Start of Extracted data

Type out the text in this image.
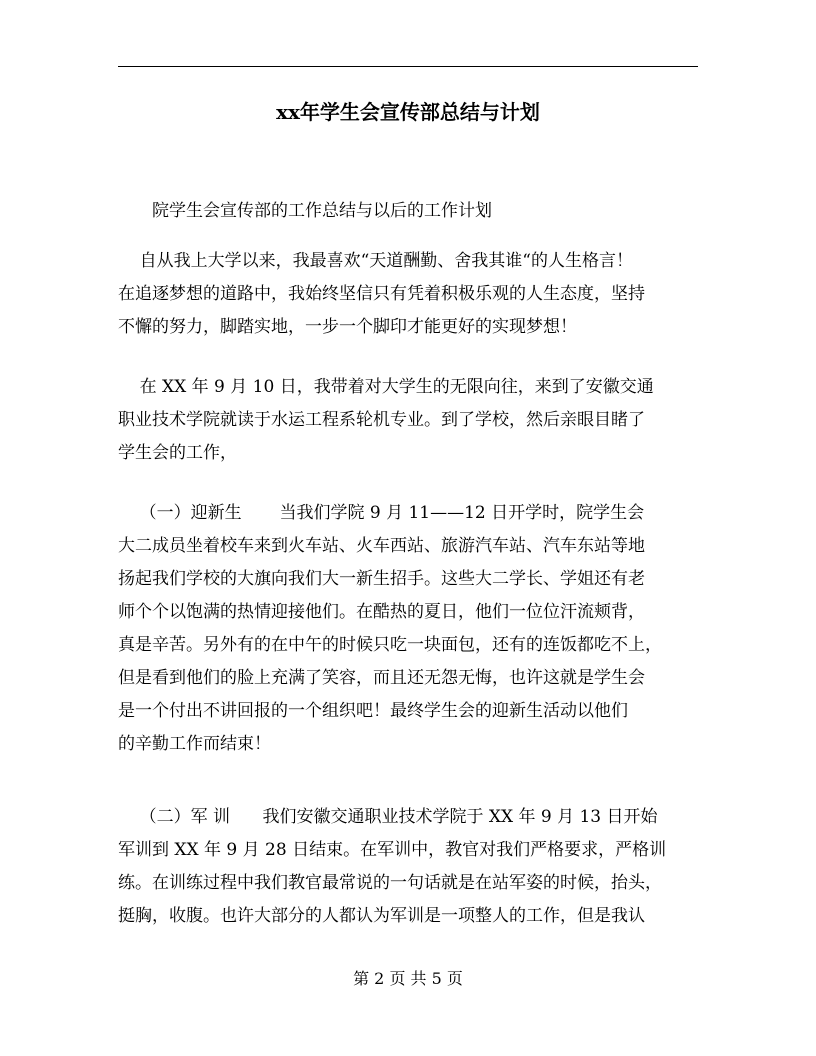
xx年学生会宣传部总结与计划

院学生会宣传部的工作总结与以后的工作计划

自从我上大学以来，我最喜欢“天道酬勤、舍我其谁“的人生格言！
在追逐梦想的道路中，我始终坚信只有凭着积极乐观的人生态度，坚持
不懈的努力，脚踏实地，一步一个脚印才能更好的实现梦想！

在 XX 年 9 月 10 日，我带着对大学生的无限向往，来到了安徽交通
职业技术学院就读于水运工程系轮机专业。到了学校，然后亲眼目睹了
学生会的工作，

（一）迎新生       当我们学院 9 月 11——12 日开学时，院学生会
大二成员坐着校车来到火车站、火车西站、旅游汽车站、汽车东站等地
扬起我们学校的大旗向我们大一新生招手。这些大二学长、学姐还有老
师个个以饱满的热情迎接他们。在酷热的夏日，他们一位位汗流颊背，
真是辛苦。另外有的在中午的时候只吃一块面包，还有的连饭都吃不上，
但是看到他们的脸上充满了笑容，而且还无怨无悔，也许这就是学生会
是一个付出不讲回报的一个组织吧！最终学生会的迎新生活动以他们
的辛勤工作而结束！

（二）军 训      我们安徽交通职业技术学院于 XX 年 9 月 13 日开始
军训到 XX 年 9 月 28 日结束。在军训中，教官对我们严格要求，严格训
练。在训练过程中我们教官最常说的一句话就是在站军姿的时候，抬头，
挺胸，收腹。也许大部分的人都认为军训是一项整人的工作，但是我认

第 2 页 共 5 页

End of Extracted data

* Problem details
Transcribe all of the material exactly, leaving out whatever pictures it contains.

* Answer to this task
Type out the text in this image.
xx年学生会宣传部总结与计划

院学生会宣传部的工作总结与以后的工作计划

自从我上大学以来，我最喜欢“天道酬勤、舍我其谁“的人生格言！
在追逐梦想的道路中，我始终坚信只有凭着积极乐观的人生态度，坚持
不懈的努力，脚踏实地，一步一个脚印才能更好的实现梦想！

在 XX 年 9 月 10 日，我带着对大学生的无限向往，来到了安徽交通
职业技术学院就读于水运工程系轮机专业。到了学校，然后亲眼目睹了
学生会的工作，

（一）迎新生       当我们学院 9 月 11——12 日开学时，院学生会
大二成员坐着校车来到火车站、火车西站、旅游汽车站、汽车东站等地
扬起我们学校的大旗向我们大一新生招手。这些大二学长、学姐还有老
师个个以饱满的热情迎接他们。在酷热的夏日，他们一位位汗流颊背，
真是辛苦。另外有的在中午的时候只吃一块面包，还有的连饭都吃不上，
但是看到他们的脸上充满了笑容，而且还无怨无悔，也许这就是学生会
是一个付出不讲回报的一个组织吧！最终学生会的迎新生活动以他们
的辛勤工作而结束！

（二）军 训      我们安徽交通职业技术学院于 XX 年 9 月 13 日开始
军训到 XX 年 9 月 28 日结束。在军训中，教官对我们严格要求，严格训
练。在训练过程中我们教官最常说的一句话就是在站军姿的时候，抬头，
挺胸，收腹。也许大部分的人都认为军训是一项整人的工作，但是我认

第 2 页 共 5 页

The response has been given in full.